### [Provided text]
════════════════════

The only reason I bring this up is that when you have fast lenses like this, you, or at least I have a tendency to shoot wide open all the time and with a manual focus lens, it completely kicks my ass. I shoot manual a lot, I’m good at it, and this lens still kicks my ass and miss out on a lot of shots because of this.
Basically what I’m trying to say is that shooting with an f1.1 manual focus lens might not be in your best interest. It’s hard, it’s frustrating, but also rewarding when you get it right. So know what you’re getting into. Yes, you can always stop down, but then you’ll get better image quality out of a lens designed for slower apertures.
I would say the ideal aperture for a 50mm APS-C street low light photographer would be f1.4. However, there are no f1.4 lenses that are as good and as cheap as this lens is even at f1.4 which makes this lens very appealing right now.
Ideally, you’ll really want this lens for shooting things that are still. Portraits and some low light travel stuff. The 180-degree focus ring makes it a little difficult to track subjects moving with precision. However, if you’re good about shooting at the appropriate aperture for the given situation, because of the 11R aperture blades, you really can take advantage of the great-looking bokeh even at slower apertures.
You can shoot street photography at night wide open with it but it’s very challenging and takes a lot of practice and patience. I found that I had to eventually change my style and really start shooting people that were not moving so much.
The look of this lens produces is incredible though. I love the way it renders, I love that it flares, I love the build quality, Kamlan just got so many things right. And by the way, I bought this lens like I do most of my lenses for my reviews.
Kamlan lenses have always had incredible build quality and the 50mm f1.1 version II is no exception.
There are few places in China that make really high-quality professional optics aside from the factories the big brands have set up.
I’ve heard some of the Kamlan lenses are assembled in the same facilities that Kipon uses and as you know, Kipon has some of the best mounts with the highest precision in the world and they also make very high-quality lenses as well.
I say that because I don’t want you to look at Kamlan with the same stigma as some of the cheap made in China products. Made in China is not always a bad thing, there are very high-quality products coming out of there like many of the new Nikon Z lenses. Even the Fujifilm X-T3 is made in China.
I’m not exactly sure what you will get when you order this lens, but my lens came with a metal lens hood and has a metal body. My lens also came with a 3-stop ND filter.
I’m not sure what you’ll get because Amazon says it comes with a plastic lens hood and says nothing about a 3-stop ND filter.
The lens has an all-metal construction, whether that’s a good thing or bad thing is debatable. Technically it’s better to make the outer shell of lenses out of plastic since it won’t ding as easily and it won’t hold heat as well. But, metal lenses feel cool and are more fun to use.
I have Samyang 50mm f1.2 lens that uses the plastic shell, and while the lens is technically better than this lens in some areas, it’s just doesn’t feel as cool and isn’t as fun to use.

════════════════════

### [Given material]
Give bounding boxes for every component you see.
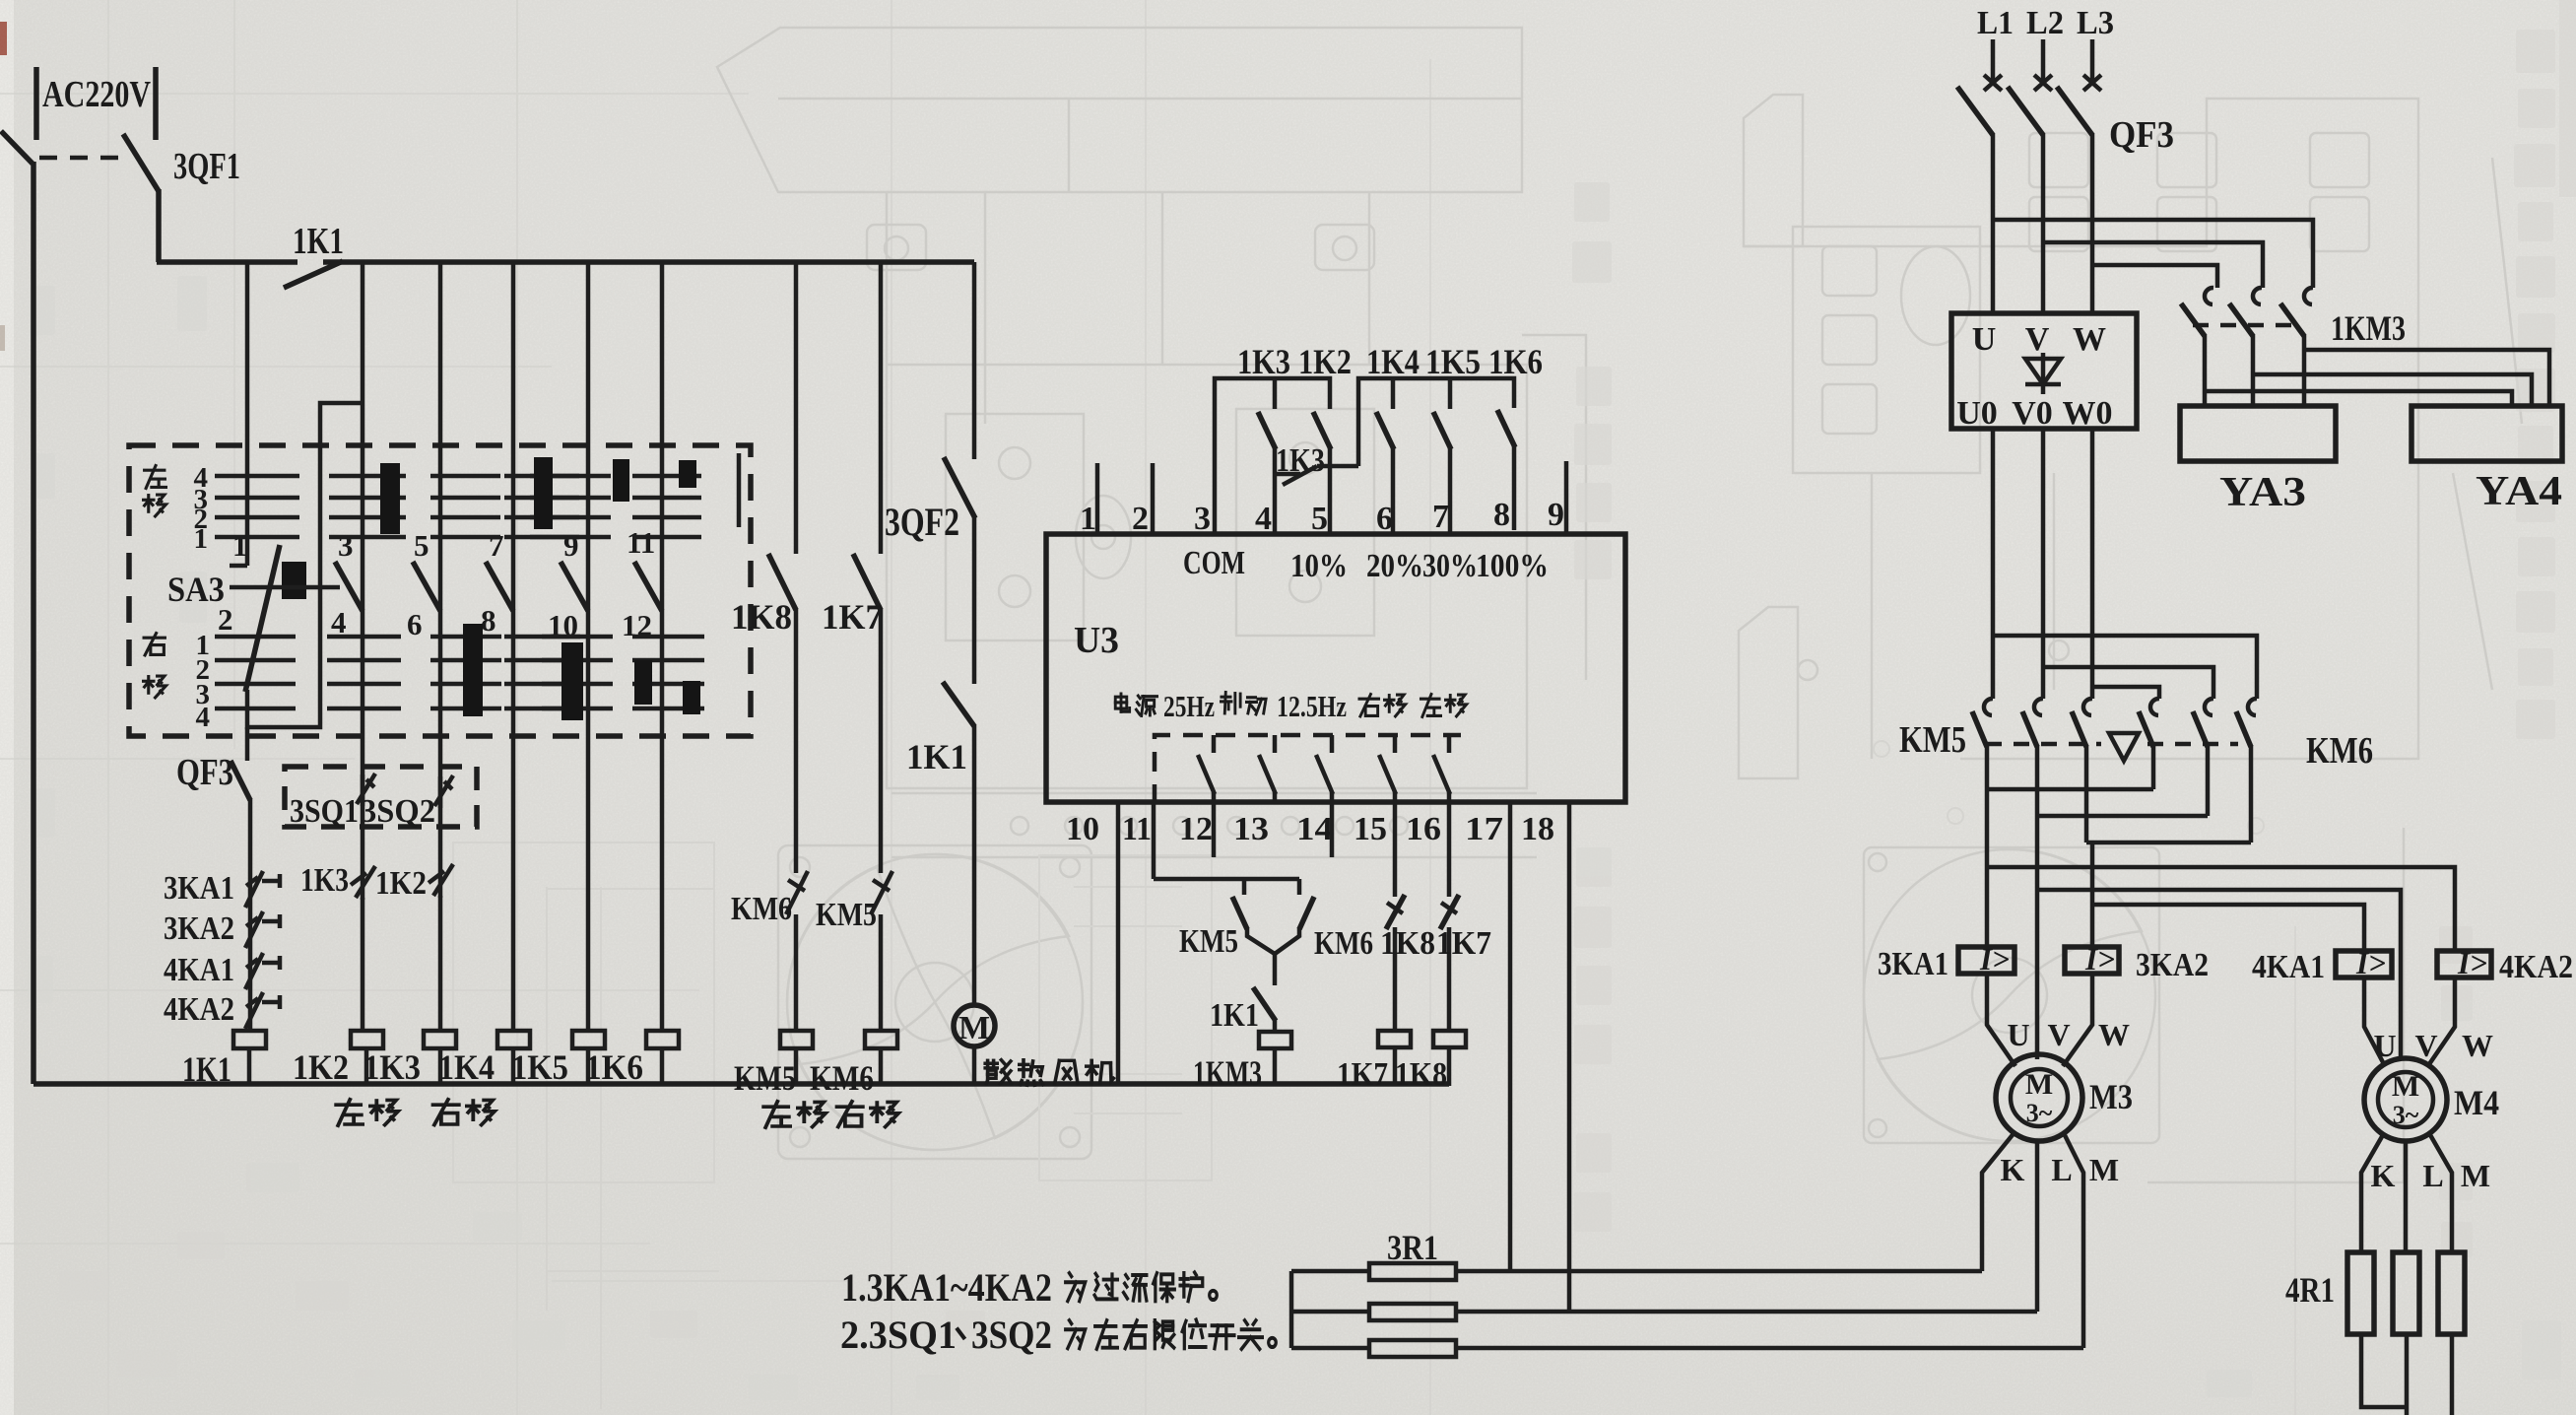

════════════════════

### [Jobs]
1. Based on the Kamlan 50mm f1.1 lens review, mark each statement yes or no, and back each verdict with the exact words from the review that decide it. (a) The reviewer's lens came with a plastic lens hood. (b) The reviewer names f1.4 as the ideal aperture for a 50mm APS-C street low light photographer. (c) The Fujifilm X-T3 is made in China.
2. Carry on with the Kamlan 50mm f1.1 lens review from its last sentence.

### [Replies]
1.
(a) No: "my lens came with a metal lens hood and has a metal body."
(b) Yes: "I would say the ideal aperture for a 50mm APS-C street low light photographer would be f1.4."
(c) Yes: "Even the Fujifilm X-T3 is made in China."

2.
Size and weight is good. It’s a little heavier than the 56mm f1.2 but the extra weight still isn’t cumbersome. I shot for four hours straight with it and never felt like it was an issue or too heavy.
Without the lens hood attached on either lens, it’s a touch smaller than the 56mm f1.2, with the hood it’s quite a bit smaller.
Focus & Aperture Rings
Both focus and aperture rings have the perfect amount of stiffness to them. They are very smooth, I would say the aperture ring is a little tougher to turn than the focus ring, but often this kind of thing is slightly different from copy to copy. This is even true for Fujifilm lenses.
My One Complaint
The focus ring only has a 180-degree rotation. I feel like it needs to be at least 200 degrees because trying to fine-tune focus or pull the focus to track with objects that are moving is just too difficult with this sensitive of a focus ring on a lens this fast.
The rear element comes right up to the edge of the mount to maximize the capabilities of the mirrorless design.
The front element is massive.
Overall the build quality is very high quality. No shortcuts were taken and everything feels very precise and well-tuned.
Sharpness actually blew me away. Those that read my first Kamlan 50mm f1.1 review, the version 1 review, probably saw that I didn’t really like that lens. I never really recommended it simply because it was only sharp in the very center. It was more of a micro four thirds lens that just happened to work for APS-C and it was a bad design.
By making the lens bigger, Kamlan was able to improve the sharpness across the frame and the lens has very impressive sharpness and it’s even decently sharp in the corners at f1.1. Although when dealing with the depth of field at f1.1 you’ll likely never notice even if it wasn’t sharp. Even the slightest tilt in my resolution chart causes the corners to go out of focus.
This lens also maintains it’s sharpness even at far distances. This is rare for lenses in this price range. That’s the big problem with most of those fast 7Artisans, Neewer and Meike lenses, is they don’t hold their sharpness at far distances.
At f1.1 you can see a little bit of a misty effect, however, you can still make out the details of the fine print, you can even slightly make out the little 10 at f1.1 which is very impressive. This haze clears up by f1.4 and the lens progressively gets sharper. At f4 sharpness is very good.
Corner sharpness is also good, no astigmatism either. You can’t really make out the little 10 until about f2, which means the corners at f2 are as about as sharp as the center is at f1.1. Which is pretty good. It’s possible I could get it better too, I just don’t focus for the corners, I only focus for the center of the chart so my alignment here isn’t necessarily perfect and what we could be seeing is a slightly out of focus at those lower apertures.
My lens does have a very slight decentric issue where the top is slightly sharper than the bottom. So it’s possible different copies could have slightly softer tops and slightly sharper bottoms with more balanced field curvature than what you see here.
Kamlan 50mm f1.1 II vs Fujifilm 56mm f1.2 Sharpness
It’s always difficult to tell just how sharp something is unless there is something to compare it to. So I’ve pulled up some patches from the might Fujifilm 56mm f1.2 charts to see.
Sorry, I couldn’t get white balance matching perfectly, I’ve since upgraded my chart to include a Kodak Color Control Patch and Kodak Grey Scale which I now use to get white balance. I’m also missing the f1.8 patch on the Fujifilm which I never shot.
I am also unable to tell you which lens is actually brighter at the moment. I just moved into a new place and can’t get a controlled enough environment for that yet.
Overall the Fujinon is a little sharper up until about f4 then it’s pretty close. I would argue that you are getting a little bit better tonal detail (micro-contrast) in the Fujifilm 56mm.
Still, the Kamlan is very good by comparison.
Here are some patches from a corner.
Does it matter that the Kamlan is not as sharp as the Fujinon?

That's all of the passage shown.